[begin The input]
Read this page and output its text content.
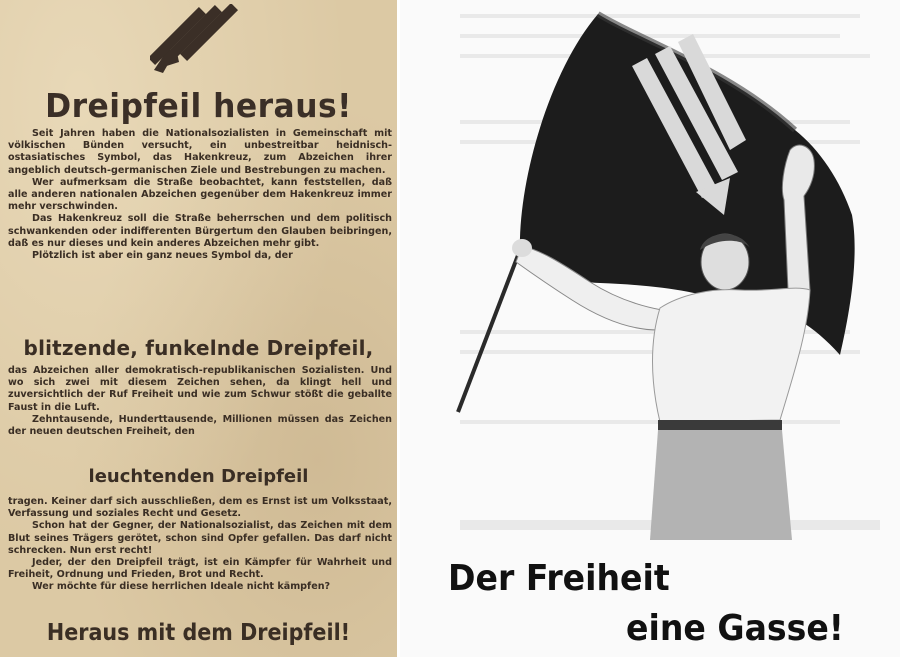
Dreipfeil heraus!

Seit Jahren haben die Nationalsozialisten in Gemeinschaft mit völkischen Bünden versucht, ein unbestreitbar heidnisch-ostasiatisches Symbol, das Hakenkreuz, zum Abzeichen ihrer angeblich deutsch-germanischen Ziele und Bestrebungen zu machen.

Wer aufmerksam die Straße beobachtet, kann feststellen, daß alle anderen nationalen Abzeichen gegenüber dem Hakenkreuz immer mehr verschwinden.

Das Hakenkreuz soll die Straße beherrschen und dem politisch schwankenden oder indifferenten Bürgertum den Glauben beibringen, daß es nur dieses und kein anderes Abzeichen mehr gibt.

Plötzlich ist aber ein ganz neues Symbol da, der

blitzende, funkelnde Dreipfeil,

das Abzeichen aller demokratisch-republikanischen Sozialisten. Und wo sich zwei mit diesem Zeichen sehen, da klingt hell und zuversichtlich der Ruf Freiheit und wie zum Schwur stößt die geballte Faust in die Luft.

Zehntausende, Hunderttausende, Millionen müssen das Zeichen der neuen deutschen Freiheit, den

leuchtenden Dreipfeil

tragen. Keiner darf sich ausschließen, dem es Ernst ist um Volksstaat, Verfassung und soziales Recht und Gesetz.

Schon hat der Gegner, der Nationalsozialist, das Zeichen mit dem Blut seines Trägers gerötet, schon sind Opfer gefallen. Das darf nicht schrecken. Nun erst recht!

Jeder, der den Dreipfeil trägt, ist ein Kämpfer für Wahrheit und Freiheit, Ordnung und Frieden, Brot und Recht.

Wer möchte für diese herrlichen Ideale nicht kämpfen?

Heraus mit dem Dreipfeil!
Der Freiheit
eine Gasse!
[end The input]
Request — Every record must be copied exactly, with the pictures left out.

Final answer —
Read this page and output its text content.
Dreipfeil heraus!

Seit Jahren haben die Nationalsozialisten in Gemeinschaft mit völkischen Bünden versucht, ein unbestreitbar heidnisch-ostasiatisches Symbol, das Hakenkreuz, zum Abzeichen ihrer angeblich deutsch-germanischen Ziele und Bestrebungen zu machen.

Wer aufmerksam die Straße beobachtet, kann feststellen, daß alle anderen nationalen Abzeichen gegenüber dem Hakenkreuz immer mehr verschwinden.

Das Hakenkreuz soll die Straße beherrschen und dem politisch schwankenden oder indifferenten Bürgertum den Glauben beibringen, daß es nur dieses und kein anderes Abzeichen mehr gibt.

Plötzlich ist aber ein ganz neues Symbol da, der

blitzende, funkelnde Dreipfeil,

das Abzeichen aller demokratisch-republikanischen Sozialisten. Und wo sich zwei mit diesem Zeichen sehen, da klingt hell und zuversichtlich der Ruf Freiheit und wie zum Schwur stößt die geballte Faust in die Luft.

Zehntausende, Hunderttausende, Millionen müssen das Zeichen der neuen deutschen Freiheit, den

leuchtenden Dreipfeil

tragen. Keiner darf sich ausschließen, dem es Ernst ist um Volksstaat, Verfassung und soziales Recht und Gesetz.

Schon hat der Gegner, der Nationalsozialist, das Zeichen mit dem Blut seines Trägers gerötet, schon sind Opfer gefallen. Das darf nicht schrecken. Nun erst recht!

Jeder, der den Dreipfeil trägt, ist ein Kämpfer für Wahrheit und Freiheit, Ordnung und Frieden, Brot und Recht.

Wer möchte für diese herrlichen Ideale nicht kämpfen?

Heraus mit dem Dreipfeil!
Der Freiheit
eine Gasse!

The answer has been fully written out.